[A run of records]
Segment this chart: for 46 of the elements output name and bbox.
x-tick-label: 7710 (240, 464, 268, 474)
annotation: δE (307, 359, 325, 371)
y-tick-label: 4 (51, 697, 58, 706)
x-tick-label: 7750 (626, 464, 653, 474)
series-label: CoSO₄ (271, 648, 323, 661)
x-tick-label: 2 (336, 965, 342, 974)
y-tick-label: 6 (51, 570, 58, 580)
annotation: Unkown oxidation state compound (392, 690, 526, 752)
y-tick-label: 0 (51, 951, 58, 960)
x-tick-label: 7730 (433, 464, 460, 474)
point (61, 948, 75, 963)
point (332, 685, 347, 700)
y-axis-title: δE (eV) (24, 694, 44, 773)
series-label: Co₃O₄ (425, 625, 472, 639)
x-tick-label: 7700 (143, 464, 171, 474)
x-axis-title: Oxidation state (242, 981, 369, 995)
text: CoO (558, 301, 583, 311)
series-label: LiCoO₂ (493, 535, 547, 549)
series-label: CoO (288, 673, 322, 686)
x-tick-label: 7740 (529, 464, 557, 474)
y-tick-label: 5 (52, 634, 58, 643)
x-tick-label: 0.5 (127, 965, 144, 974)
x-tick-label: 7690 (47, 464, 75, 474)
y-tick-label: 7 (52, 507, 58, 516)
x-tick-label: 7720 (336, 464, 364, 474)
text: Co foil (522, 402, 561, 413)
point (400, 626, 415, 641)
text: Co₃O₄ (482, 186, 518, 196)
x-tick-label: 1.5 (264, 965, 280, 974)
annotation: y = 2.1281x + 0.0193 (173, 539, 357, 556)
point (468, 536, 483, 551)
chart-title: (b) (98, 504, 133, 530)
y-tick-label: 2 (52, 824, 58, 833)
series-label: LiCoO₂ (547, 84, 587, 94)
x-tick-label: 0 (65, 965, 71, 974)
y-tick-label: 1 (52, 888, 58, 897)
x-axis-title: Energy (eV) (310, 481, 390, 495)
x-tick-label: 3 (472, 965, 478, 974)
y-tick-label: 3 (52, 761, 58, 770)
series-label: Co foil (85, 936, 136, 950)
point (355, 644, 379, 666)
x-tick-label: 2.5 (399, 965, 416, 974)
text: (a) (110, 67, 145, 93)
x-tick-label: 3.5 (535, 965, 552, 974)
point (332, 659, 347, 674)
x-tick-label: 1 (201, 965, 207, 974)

§ **WHAT THIS TASK INVOLVES**
Write out all of the lines above, word for word, from the first to the last.

§ **SOLUTION**
Segment this chart: for 46 of the elements output name and bbox.
x-tick-label: 7710 (240, 464, 268, 474)
annotation: δE (307, 359, 325, 371)
y-tick-label: 4 (51, 697, 58, 706)
x-tick-label: 7750 (626, 464, 653, 474)
series-label: CoSO₄ (271, 648, 323, 661)
x-tick-label: 2 (336, 965, 342, 974)
y-tick-label: 6 (51, 570, 58, 580)
annotation: Unkown oxidation state compound (392, 690, 526, 752)
y-tick-label: 0 (51, 951, 58, 960)
x-tick-label: 7730 (433, 464, 460, 474)
point (61, 948, 75, 963)
point (332, 685, 347, 700)
y-axis-title: δE (eV) (24, 694, 44, 773)
series-label: Co₃O₄ (425, 625, 472, 639)
x-tick-label: 7700 (143, 464, 171, 474)
x-axis-title: Oxidation state (242, 981, 369, 995)
text: CoO (558, 301, 583, 311)
series-label: LiCoO₂ (493, 535, 547, 549)
series-label: CoO (288, 673, 322, 686)
x-tick-label: 7740 (529, 464, 557, 474)
y-tick-label: 5 (52, 634, 58, 643)
x-tick-label: 0.5 (127, 965, 144, 974)
x-tick-label: 7690 (47, 464, 75, 474)
y-tick-label: 7 (52, 507, 58, 516)
x-tick-label: 7720 (336, 464, 364, 474)
text: Co foil (522, 402, 561, 413)
point (400, 626, 415, 641)
text: Co₃O₄ (482, 186, 518, 196)
x-tick-label: 1.5 (264, 965, 280, 974)
annotation: y = 2.1281x + 0.0193 (173, 539, 357, 556)
point (468, 536, 483, 551)
chart-title: (b) (98, 504, 133, 530)
y-tick-label: 2 (52, 824, 58, 833)
series-label: LiCoO₂ (547, 84, 587, 94)
x-tick-label: 0 (65, 965, 71, 974)
y-tick-label: 1 (52, 888, 58, 897)
x-axis-title: Energy (eV) (310, 481, 390, 495)
x-tick-label: 3 (472, 965, 478, 974)
y-tick-label: 3 (52, 761, 58, 770)
series-label: Co foil (85, 936, 136, 950)
point (355, 644, 379, 666)
x-tick-label: 2.5 (399, 965, 416, 974)
text: (a) (110, 67, 145, 93)
x-tick-label: 3.5 (535, 965, 552, 974)
point (332, 659, 347, 674)
x-tick-label: 1 (201, 965, 207, 974)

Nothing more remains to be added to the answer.